-- Start Task data --
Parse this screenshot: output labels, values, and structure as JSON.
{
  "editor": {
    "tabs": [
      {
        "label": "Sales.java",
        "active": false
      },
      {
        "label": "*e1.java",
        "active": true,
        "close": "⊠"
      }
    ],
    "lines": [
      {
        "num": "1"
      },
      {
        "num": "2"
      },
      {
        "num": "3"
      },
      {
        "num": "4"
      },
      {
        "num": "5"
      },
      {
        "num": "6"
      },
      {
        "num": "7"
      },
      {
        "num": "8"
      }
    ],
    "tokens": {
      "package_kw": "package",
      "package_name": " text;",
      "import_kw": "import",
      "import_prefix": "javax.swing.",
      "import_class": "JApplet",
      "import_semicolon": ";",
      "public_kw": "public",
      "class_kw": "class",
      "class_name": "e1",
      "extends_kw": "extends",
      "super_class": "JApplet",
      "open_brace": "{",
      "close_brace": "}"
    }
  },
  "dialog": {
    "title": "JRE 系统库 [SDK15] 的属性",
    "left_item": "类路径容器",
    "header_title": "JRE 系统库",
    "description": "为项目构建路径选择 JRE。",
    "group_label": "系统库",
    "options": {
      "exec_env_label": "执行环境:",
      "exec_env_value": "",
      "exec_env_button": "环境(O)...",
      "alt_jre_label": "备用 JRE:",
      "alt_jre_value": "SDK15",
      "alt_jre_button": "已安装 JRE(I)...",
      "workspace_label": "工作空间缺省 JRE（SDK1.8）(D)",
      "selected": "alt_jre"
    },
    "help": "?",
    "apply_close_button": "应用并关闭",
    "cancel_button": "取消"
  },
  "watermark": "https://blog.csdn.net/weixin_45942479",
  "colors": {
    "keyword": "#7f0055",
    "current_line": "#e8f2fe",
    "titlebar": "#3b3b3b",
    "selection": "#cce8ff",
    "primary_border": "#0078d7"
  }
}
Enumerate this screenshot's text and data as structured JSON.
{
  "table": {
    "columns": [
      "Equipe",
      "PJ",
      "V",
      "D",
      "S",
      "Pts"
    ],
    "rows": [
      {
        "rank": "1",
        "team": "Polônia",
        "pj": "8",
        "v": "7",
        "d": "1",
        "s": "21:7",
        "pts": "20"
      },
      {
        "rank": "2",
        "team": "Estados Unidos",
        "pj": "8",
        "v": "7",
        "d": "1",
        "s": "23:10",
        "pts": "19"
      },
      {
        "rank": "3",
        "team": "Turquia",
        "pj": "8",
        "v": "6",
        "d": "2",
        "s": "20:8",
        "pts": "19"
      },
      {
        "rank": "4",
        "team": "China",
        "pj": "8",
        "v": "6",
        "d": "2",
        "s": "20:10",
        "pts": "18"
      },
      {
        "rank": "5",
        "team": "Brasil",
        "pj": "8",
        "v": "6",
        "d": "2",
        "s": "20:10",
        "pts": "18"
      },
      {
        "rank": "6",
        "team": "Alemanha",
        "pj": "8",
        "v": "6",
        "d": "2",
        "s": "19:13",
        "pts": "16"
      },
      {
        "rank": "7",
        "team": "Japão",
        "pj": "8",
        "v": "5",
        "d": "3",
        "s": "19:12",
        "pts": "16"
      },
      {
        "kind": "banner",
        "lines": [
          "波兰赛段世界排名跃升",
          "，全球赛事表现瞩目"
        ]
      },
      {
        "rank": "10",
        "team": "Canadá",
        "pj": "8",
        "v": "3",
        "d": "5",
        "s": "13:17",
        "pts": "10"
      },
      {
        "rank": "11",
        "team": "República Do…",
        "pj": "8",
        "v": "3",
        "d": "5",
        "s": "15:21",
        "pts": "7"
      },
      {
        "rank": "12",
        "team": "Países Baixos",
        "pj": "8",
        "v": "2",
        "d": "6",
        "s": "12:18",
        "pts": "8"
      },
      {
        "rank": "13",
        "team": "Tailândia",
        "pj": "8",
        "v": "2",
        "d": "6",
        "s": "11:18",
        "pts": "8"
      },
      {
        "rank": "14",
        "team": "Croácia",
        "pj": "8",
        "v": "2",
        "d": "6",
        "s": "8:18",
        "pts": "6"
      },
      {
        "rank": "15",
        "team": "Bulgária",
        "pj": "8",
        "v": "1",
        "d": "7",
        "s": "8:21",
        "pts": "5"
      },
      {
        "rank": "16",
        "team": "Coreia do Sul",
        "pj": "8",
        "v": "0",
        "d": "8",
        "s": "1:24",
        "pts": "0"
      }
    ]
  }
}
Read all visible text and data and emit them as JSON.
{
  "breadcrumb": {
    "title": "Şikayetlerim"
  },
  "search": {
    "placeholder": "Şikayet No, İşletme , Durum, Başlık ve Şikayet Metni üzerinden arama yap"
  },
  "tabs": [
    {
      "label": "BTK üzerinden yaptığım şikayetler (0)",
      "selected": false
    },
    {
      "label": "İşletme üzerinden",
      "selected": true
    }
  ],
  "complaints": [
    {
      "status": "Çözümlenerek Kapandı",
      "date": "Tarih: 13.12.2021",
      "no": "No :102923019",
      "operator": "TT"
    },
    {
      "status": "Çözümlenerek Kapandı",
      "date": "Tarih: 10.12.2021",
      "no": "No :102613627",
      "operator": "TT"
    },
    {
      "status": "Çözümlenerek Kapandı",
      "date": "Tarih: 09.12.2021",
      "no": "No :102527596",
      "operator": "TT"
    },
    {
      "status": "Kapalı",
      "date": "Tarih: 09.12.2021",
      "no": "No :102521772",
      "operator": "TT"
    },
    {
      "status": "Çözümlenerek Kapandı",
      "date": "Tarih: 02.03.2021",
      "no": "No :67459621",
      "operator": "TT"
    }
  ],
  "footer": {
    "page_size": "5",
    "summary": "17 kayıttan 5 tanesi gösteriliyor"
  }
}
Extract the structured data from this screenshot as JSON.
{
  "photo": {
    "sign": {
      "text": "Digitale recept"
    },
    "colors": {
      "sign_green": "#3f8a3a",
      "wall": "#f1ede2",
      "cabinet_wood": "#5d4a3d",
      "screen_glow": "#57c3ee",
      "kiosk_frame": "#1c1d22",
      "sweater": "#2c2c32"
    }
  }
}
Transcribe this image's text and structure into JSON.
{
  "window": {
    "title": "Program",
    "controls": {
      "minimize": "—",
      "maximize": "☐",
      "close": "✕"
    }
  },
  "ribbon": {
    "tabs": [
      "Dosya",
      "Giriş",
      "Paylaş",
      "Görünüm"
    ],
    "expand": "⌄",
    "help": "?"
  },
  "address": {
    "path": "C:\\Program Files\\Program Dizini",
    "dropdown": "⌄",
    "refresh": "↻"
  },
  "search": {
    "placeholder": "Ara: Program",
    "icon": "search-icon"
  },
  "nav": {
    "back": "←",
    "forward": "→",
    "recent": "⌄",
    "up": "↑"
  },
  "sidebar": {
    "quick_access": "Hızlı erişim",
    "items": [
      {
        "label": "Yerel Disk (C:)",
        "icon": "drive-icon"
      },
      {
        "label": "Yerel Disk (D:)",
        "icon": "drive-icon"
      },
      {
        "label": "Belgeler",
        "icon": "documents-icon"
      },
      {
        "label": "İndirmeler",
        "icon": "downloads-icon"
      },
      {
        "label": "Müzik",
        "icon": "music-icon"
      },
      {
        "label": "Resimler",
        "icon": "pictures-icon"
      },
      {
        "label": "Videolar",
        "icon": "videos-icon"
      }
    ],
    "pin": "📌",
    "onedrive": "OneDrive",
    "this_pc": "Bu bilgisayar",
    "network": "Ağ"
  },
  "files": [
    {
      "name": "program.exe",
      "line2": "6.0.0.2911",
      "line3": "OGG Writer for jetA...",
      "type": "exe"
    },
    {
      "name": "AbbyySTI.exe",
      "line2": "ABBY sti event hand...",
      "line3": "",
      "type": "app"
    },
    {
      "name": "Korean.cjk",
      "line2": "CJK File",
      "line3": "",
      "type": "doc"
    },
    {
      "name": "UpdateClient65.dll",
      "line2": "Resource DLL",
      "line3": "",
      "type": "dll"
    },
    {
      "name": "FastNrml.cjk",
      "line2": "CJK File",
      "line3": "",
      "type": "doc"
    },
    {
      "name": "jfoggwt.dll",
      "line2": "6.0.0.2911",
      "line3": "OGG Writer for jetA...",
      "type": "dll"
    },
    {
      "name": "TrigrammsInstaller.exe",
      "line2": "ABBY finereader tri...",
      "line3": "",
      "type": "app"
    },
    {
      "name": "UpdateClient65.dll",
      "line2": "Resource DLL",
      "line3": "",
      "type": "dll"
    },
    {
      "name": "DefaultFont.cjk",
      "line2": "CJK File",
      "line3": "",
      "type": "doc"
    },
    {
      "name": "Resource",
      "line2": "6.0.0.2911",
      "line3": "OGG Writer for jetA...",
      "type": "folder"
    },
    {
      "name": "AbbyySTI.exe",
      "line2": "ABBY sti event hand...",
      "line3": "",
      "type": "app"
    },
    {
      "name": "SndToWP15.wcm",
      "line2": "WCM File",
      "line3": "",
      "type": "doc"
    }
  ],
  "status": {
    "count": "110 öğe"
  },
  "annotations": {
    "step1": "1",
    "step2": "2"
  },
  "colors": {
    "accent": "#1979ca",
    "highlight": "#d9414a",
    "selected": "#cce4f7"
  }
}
-- End Task data --
Using the records above, copy every line that has the word "text" in it.

## Expected output
      "package_name": " text;",
Enumerate this screenshot's text and data as structured JSON.
Read all visible text and data and emit them as JSON.
      "text": "Digitale recept"
Transcribe this image's text and structure into JSON.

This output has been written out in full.